▶ Excerpt from a dataset:
____
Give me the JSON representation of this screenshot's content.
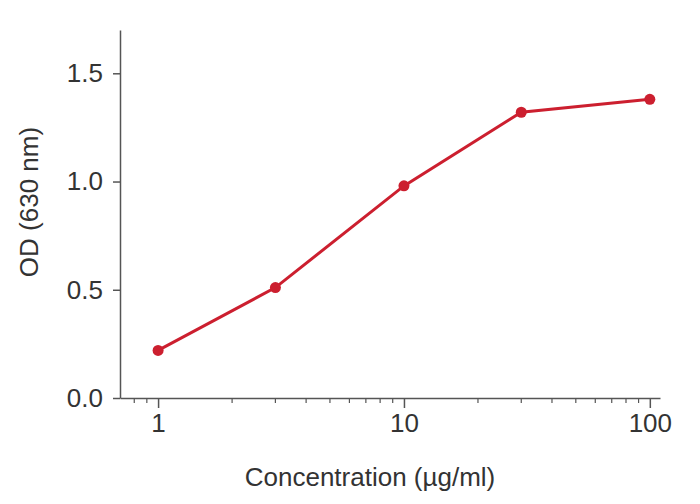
{
  "chart_data": {
    "type": "line",
    "log": "x",
    "x_label": "Concentration (µg/ml)",
    "y_label": "OD (630 nm)",
    "x": [
      1,
      3,
      10,
      30,
      100
    ],
    "values": [
      0.22,
      0.51,
      0.98,
      1.32,
      1.38
    ],
    "color": "#cc1f2f",
    "marker": "circle",
    "line_style": "solid",
    "xlim": [
      0.7,
      110
    ],
    "xticks": [
      1,
      10,
      100
    ],
    "x_minor_ticks": [
      0.8,
      0.9,
      2,
      3,
      4,
      5,
      6,
      7,
      8,
      9,
      20,
      30,
      40,
      50,
      60,
      70,
      80,
      90
    ],
    "ylim": [
      0,
      1.7
    ],
    "yticks": [
      {
        "value": 0,
        "label": "0.0"
      },
      0.5,
      {
        "value": 1,
        "label": "1.0"
      },
      1.5
    ],
    "grid": false
  }
}
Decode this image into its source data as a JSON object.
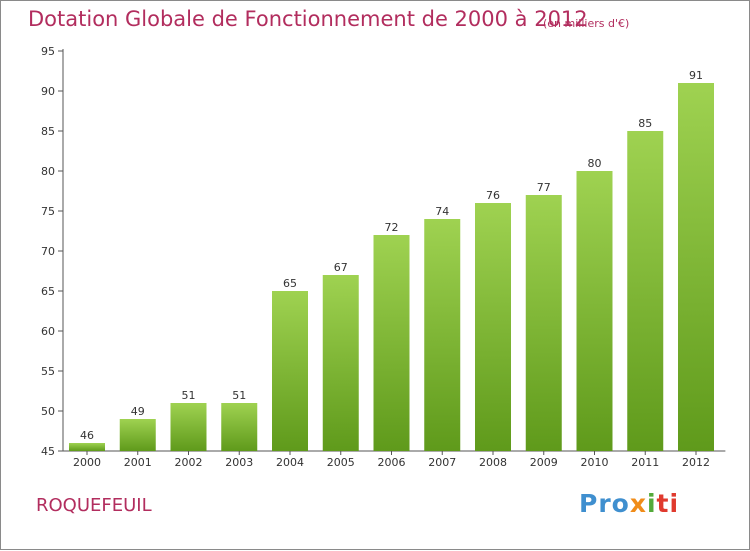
{
  "chart_data": {
    "type": "bar",
    "title": "Dotation Globale de Fonctionnement de 2000 à 2012",
    "subtitle": "(en milliers d'€)",
    "categories": [
      "2000",
      "2001",
      "2002",
      "2003",
      "2004",
      "2005",
      "2006",
      "2007",
      "2008",
      "2009",
      "2010",
      "2011",
      "2012"
    ],
    "values": [
      46,
      49,
      51,
      51,
      65,
      67,
      72,
      74,
      76,
      77,
      80,
      85,
      91
    ],
    "ylim": [
      45,
      95
    ],
    "yticks": [
      45,
      50,
      55,
      60,
      65,
      70,
      75,
      80,
      85,
      90,
      95
    ],
    "grid": false,
    "bar_color_top": "#9fd251",
    "bar_color_bottom": "#5f9a1b"
  },
  "footer": {
    "town": "ROQUEFEUIL",
    "logo_parts": [
      "Pro",
      "x",
      "i",
      "ti"
    ]
  },
  "colors": {
    "title": "#b22d5e",
    "axis": "#555555"
  }
}
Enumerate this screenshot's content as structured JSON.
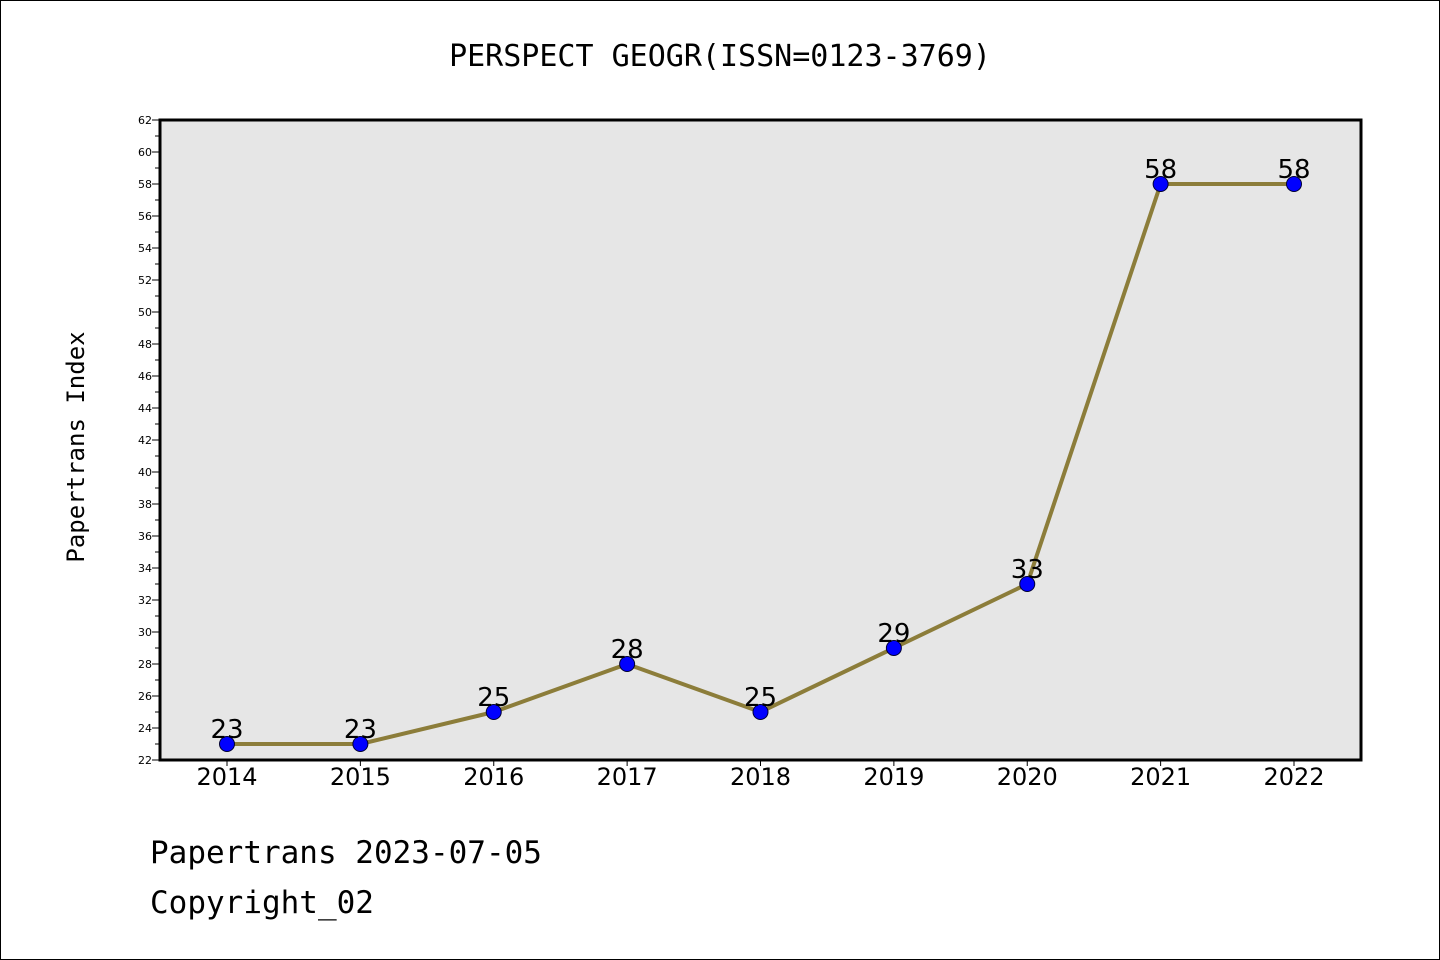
____
▶ WHAT THE TASK ASKS: Each entry gets copied exactly; the pictures stay out.

▶ EXERCISE SOLUTION:
Give me the JSON representation of this screenshot's content.
{
  "chart_data": {
    "type": "line",
    "log": "x",
    "x_label": "Concentration (µg/ml)",
    "y_label": "OD (630 nm)",
    "x": [
      1,
      3,
      10,
      30,
      100
    ],
    "values": [
      0.22,
      0.51,
      0.98,
      1.32,
      1.38
    ],
    "color": "#cc1f2f",
    "marker": "circle",
    "line_style": "solid",
    "xlim": [
      0.7,
      110
    ],
    "xticks": [
      1,
      10,
      100
    ],
    "x_minor_ticks": [
      0.8,
      0.9,
      2,
      3,
      4,
      5,
      6,
      7,
      8,
      9,
      20,
      30,
      40,
      50,
      60,
      70,
      80,
      90
    ],
    "ylim": [
      0,
      1.7
    ],
    "yticks": [
      {
        "value": 0,
        "label": "0.0"
      },
      0.5,
      {
        "value": 1,
        "label": "1.0"
      },
      1.5
    ],
    "grid": false
  }
}
Decode this image into its source data as a JSON object.
{
  "chart_data": {
    "type": "bar",
    "title": "Dotation Globale de Fonctionnement de 2000 à 2012",
    "subtitle": "(en milliers d'€)",
    "categories": [
      "2000",
      "2001",
      "2002",
      "2003",
      "2004",
      "2005",
      "2006",
      "2007",
      "2008",
      "2009",
      "2010",
      "2011",
      "2012"
    ],
    "values": [
      46,
      49,
      51,
      51,
      65,
      67,
      72,
      74,
      76,
      77,
      80,
      85,
      91
    ],
    "ylim": [
      45,
      95
    ],
    "yticks": [
      45,
      50,
      55,
      60,
      65,
      70,
      75,
      80,
      85,
      90,
      95
    ],
    "grid": false,
    "bar_color_top": "#9fd251",
    "bar_color_bottom": "#5f9a1b"
  },
  "footer": {
    "town": "ROQUEFEUIL",
    "logo_parts": [
      "Pro",
      "x",
      "i",
      "ti"
    ]
  },
  "colors": {
    "title": "#b22d5e",
    "axis": "#555555"
  }
}
Enumerate this screenshot's content as structured JSON.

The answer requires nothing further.